→ **Your instructions**:
Reproduce every line of the records below verbatim, with nothing changed.

[Dataset excerpt]
********************
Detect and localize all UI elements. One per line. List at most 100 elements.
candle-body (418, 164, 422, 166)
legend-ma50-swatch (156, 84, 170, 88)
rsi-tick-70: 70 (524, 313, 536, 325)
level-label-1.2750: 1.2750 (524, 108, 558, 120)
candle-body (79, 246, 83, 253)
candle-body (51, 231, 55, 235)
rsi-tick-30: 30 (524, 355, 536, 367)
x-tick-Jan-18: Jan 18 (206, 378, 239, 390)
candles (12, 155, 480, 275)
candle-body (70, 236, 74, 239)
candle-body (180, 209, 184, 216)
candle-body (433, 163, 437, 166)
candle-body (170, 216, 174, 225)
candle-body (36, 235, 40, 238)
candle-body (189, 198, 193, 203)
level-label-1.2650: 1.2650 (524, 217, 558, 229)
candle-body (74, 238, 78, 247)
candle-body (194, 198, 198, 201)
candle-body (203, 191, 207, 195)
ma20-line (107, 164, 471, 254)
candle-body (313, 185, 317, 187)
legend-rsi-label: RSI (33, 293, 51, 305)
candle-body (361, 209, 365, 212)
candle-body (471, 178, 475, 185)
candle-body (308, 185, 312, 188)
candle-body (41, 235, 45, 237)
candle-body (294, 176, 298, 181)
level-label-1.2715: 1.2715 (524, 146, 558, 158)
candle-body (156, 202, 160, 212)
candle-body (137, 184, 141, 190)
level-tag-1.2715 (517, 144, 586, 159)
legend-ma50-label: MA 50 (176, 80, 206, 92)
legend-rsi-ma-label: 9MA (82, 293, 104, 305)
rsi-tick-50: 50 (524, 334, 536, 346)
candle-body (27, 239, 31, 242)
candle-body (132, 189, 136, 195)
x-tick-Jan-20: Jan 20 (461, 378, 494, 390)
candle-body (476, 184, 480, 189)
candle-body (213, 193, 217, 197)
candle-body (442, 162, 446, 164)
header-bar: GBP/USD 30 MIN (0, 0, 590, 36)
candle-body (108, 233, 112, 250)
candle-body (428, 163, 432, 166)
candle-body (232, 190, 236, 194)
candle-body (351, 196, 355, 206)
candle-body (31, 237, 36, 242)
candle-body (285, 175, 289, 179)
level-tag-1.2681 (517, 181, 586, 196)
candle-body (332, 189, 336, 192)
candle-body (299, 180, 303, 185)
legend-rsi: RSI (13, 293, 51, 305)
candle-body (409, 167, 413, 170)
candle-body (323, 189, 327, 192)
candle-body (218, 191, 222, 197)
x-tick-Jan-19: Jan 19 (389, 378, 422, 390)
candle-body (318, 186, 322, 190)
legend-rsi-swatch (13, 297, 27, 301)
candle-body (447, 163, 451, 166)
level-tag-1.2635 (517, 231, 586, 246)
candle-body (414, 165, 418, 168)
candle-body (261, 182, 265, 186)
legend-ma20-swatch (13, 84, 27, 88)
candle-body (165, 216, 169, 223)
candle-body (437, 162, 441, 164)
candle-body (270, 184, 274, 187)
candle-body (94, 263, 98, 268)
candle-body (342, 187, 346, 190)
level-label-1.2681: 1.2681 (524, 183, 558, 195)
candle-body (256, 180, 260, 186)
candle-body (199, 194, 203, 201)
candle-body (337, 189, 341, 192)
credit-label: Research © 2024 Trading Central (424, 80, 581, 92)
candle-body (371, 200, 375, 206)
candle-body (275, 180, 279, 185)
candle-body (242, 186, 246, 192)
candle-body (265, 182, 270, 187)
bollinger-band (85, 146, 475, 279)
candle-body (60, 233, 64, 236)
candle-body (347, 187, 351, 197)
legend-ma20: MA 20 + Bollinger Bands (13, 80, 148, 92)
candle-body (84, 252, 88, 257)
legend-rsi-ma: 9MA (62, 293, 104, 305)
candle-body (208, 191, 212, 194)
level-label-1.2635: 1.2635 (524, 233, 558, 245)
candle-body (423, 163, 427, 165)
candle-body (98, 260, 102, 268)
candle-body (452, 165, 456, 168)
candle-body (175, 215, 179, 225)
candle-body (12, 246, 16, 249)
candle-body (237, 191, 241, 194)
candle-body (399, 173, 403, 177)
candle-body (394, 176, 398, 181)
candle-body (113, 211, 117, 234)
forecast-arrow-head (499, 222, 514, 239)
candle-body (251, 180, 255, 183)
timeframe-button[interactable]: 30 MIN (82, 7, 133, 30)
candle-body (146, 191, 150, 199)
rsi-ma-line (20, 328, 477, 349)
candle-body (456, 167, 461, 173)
********************
→ **Written answer**:
Detect and localize all UI elements. One per line. List at most 100 elements.
candle-body (418, 164, 422, 166)
legend-ma50-swatch (156, 84, 170, 88)
rsi-tick-70: 70 (524, 313, 536, 325)
level-label-1.2750: 1.2750 (524, 108, 558, 120)
candle-body (79, 246, 83, 253)
candle-body (51, 231, 55, 235)
rsi-tick-30: 30 (524, 355, 536, 367)
x-tick-Jan-18: Jan 18 (206, 378, 239, 390)
candles (12, 155, 480, 275)
candle-body (70, 236, 74, 239)
candle-body (180, 209, 184, 216)
candle-body (433, 163, 437, 166)
candle-body (170, 216, 174, 225)
candle-body (36, 235, 40, 238)
candle-body (189, 198, 193, 203)
level-label-1.2650: 1.2650 (524, 217, 558, 229)
candle-body (74, 238, 78, 247)
candle-body (194, 198, 198, 201)
candle-body (203, 191, 207, 195)
ma20-line (107, 164, 471, 254)
candle-body (313, 185, 317, 187)
legend-rsi-label: RSI (33, 293, 51, 305)
candle-body (361, 209, 365, 212)
candle-body (471, 178, 475, 185)
candle-body (308, 185, 312, 188)
candle-body (41, 235, 45, 237)
candle-body (294, 176, 298, 181)
level-label-1.2715: 1.2715 (524, 146, 558, 158)
candle-body (156, 202, 160, 212)
candle-body (137, 184, 141, 190)
level-tag-1.2715 (517, 144, 586, 159)
legend-ma50-label: MA 50 (176, 80, 206, 92)
legend-rsi-ma-label: 9MA (82, 293, 104, 305)
rsi-tick-50: 50 (524, 334, 536, 346)
candle-body (27, 239, 31, 242)
candle-body (132, 189, 136, 195)
x-tick-Jan-20: Jan 20 (461, 378, 494, 390)
candle-body (476, 184, 480, 189)
candle-body (213, 193, 217, 197)
candle-body (442, 162, 446, 164)
header-bar: GBP/USD 30 MIN (0, 0, 590, 36)
candle-body (108, 233, 112, 250)
candle-body (428, 163, 432, 166)
candle-body (232, 190, 236, 194)
candle-body (351, 196, 355, 206)
candle-body (31, 237, 36, 242)
candle-body (285, 175, 289, 179)
level-tag-1.2681 (517, 181, 586, 196)
candle-body (332, 189, 336, 192)
candle-body (299, 180, 303, 185)
legend-rsi: RSI (13, 293, 51, 305)
candle-body (409, 167, 413, 170)
candle-body (323, 189, 327, 192)
candle-body (218, 191, 222, 197)
x-tick-Jan-19: Jan 19 (389, 378, 422, 390)
candle-body (318, 186, 322, 190)
legend-rsi-swatch (13, 297, 27, 301)
candle-body (447, 163, 451, 166)
level-tag-1.2635 (517, 231, 586, 246)
candle-body (414, 165, 418, 168)
candle-body (261, 182, 265, 186)
legend-ma20-swatch (13, 84, 27, 88)
candle-body (165, 216, 169, 223)
candle-body (437, 162, 441, 164)
candle-body (270, 184, 274, 187)
candle-body (94, 263, 98, 268)
candle-body (342, 187, 346, 190)
level-label-1.2681: 1.2681 (524, 183, 558, 195)
candle-body (256, 180, 260, 186)
candle-body (199, 194, 203, 201)
candle-body (337, 189, 341, 192)
credit-label: Research © 2024 Trading Central (424, 80, 581, 92)
candle-body (371, 200, 375, 206)
candle-body (275, 180, 279, 185)
candle-body (242, 186, 246, 192)
candle-body (265, 182, 270, 187)
bollinger-band (85, 146, 475, 279)
candle-body (60, 233, 64, 236)
candle-body (347, 187, 351, 197)
legend-ma20: MA 20 + Bollinger Bands (13, 80, 148, 92)
candle-body (84, 252, 88, 257)
legend-rsi-ma: 9MA (62, 293, 104, 305)
candle-body (208, 191, 212, 194)
level-label-1.2635: 1.2635 (524, 233, 558, 245)
candle-body (423, 163, 427, 165)
candle-body (98, 260, 102, 268)
candle-body (452, 165, 456, 168)
candle-body (175, 215, 179, 225)
candle-body (12, 246, 16, 249)
candle-body (237, 191, 241, 194)
candle-body (399, 173, 403, 177)
candle-body (394, 176, 398, 181)
candle-body (113, 211, 117, 234)
forecast-arrow-head (499, 222, 514, 239)
candle-body (251, 180, 255, 183)
timeframe-button[interactable]: 30 MIN (82, 7, 133, 30)
candle-body (146, 191, 150, 199)
rsi-ma-line (20, 328, 477, 349)
candle-body (456, 167, 461, 173)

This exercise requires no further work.